**TASK GOAL:** All lines in the data bearing the string "fully" should be identified and copied.

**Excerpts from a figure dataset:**

-- Begin --

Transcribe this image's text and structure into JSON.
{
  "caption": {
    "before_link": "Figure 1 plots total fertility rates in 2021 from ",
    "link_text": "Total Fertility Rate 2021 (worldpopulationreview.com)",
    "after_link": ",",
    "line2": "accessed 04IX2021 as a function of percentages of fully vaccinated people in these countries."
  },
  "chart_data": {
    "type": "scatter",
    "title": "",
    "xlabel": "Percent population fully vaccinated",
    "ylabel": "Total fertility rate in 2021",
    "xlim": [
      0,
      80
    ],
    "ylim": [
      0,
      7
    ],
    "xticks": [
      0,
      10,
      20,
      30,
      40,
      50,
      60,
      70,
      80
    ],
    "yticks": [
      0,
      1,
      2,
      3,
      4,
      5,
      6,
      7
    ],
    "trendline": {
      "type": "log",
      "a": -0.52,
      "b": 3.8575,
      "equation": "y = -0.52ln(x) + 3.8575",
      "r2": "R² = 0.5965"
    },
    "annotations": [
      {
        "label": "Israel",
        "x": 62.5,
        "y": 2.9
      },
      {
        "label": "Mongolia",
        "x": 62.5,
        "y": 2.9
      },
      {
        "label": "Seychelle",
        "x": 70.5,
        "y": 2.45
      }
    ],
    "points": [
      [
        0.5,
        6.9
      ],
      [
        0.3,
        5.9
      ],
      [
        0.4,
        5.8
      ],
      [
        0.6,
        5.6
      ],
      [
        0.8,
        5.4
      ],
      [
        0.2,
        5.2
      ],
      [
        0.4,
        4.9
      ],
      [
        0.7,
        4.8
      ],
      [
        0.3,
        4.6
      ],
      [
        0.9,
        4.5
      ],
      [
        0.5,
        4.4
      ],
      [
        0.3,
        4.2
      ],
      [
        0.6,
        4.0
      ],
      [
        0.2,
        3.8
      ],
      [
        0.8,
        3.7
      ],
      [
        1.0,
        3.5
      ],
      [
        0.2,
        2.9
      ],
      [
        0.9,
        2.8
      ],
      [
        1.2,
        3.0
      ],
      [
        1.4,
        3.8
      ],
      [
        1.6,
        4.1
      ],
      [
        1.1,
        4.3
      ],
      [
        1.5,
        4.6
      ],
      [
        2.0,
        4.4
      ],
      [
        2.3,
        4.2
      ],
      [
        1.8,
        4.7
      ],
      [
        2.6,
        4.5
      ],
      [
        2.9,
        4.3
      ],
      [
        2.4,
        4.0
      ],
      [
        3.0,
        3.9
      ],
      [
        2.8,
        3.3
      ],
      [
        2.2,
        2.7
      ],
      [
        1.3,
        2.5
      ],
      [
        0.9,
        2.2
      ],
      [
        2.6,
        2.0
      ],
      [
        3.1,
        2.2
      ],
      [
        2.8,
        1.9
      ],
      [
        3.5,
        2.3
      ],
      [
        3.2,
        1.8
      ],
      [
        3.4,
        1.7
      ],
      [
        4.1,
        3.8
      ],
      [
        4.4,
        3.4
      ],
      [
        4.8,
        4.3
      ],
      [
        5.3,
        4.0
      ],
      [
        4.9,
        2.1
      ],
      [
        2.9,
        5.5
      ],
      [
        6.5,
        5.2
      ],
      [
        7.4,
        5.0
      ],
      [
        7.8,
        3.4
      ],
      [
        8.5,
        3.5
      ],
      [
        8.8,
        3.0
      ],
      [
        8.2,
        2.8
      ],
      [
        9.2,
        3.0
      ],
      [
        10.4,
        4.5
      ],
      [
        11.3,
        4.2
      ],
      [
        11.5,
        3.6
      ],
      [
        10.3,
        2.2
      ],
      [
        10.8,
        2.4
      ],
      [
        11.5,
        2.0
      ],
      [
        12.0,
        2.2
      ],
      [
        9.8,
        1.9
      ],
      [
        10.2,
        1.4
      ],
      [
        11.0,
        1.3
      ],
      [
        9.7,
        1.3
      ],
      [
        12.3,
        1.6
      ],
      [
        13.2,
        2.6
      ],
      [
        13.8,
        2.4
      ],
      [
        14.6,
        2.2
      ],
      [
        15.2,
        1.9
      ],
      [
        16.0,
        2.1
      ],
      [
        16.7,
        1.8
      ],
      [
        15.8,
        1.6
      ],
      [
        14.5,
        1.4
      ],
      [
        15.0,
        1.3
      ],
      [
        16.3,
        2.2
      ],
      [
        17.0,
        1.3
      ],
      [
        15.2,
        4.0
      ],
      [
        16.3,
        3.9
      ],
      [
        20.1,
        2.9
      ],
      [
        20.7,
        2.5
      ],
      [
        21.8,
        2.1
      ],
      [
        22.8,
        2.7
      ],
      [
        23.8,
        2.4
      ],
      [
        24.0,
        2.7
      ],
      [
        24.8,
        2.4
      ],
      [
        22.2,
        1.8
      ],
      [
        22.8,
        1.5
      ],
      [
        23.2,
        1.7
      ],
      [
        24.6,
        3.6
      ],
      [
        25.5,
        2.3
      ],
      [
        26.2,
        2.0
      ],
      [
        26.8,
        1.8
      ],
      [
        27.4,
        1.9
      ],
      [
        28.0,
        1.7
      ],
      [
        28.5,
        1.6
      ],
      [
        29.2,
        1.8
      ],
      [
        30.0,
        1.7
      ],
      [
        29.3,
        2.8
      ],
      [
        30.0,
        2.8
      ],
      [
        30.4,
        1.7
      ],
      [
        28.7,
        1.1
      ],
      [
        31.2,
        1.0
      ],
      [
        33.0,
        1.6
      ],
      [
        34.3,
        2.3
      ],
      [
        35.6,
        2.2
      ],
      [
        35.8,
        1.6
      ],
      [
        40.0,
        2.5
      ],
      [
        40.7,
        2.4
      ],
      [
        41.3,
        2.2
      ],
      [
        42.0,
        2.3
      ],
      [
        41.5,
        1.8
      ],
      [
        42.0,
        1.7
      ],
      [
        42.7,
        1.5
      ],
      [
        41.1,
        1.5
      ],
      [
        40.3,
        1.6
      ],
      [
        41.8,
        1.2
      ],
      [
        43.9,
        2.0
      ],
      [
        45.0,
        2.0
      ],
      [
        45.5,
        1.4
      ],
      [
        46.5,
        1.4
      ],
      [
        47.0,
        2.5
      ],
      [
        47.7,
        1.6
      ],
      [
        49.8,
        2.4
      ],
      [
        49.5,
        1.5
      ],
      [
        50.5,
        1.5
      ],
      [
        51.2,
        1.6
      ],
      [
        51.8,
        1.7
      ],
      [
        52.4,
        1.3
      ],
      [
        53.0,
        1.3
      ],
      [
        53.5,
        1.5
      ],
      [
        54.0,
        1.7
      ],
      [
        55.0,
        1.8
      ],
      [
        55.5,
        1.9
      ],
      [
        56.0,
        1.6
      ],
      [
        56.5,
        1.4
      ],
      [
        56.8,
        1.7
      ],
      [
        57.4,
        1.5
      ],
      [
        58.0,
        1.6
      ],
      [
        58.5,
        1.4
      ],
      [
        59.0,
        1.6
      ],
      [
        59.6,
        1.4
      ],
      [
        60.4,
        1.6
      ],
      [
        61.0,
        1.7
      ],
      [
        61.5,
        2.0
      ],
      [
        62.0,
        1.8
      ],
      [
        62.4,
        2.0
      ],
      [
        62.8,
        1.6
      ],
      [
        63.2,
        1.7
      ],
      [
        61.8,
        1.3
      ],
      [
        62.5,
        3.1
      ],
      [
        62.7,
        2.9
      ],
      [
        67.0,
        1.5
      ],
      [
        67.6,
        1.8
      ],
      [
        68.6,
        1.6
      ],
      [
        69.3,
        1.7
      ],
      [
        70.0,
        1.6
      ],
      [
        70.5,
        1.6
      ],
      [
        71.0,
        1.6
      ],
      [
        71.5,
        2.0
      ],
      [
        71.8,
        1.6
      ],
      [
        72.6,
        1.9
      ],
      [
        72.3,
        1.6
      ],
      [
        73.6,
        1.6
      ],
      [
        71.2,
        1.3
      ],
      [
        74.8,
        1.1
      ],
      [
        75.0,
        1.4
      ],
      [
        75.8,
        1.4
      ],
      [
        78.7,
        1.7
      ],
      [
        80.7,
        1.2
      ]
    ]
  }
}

-- End --

**EXERCISE OUTPUT:**
    "line2": "accessed 04IX2021 as a function of percentages of fully vaccinated people in these countries."
    "xlabel": "Percent population fully vaccinated",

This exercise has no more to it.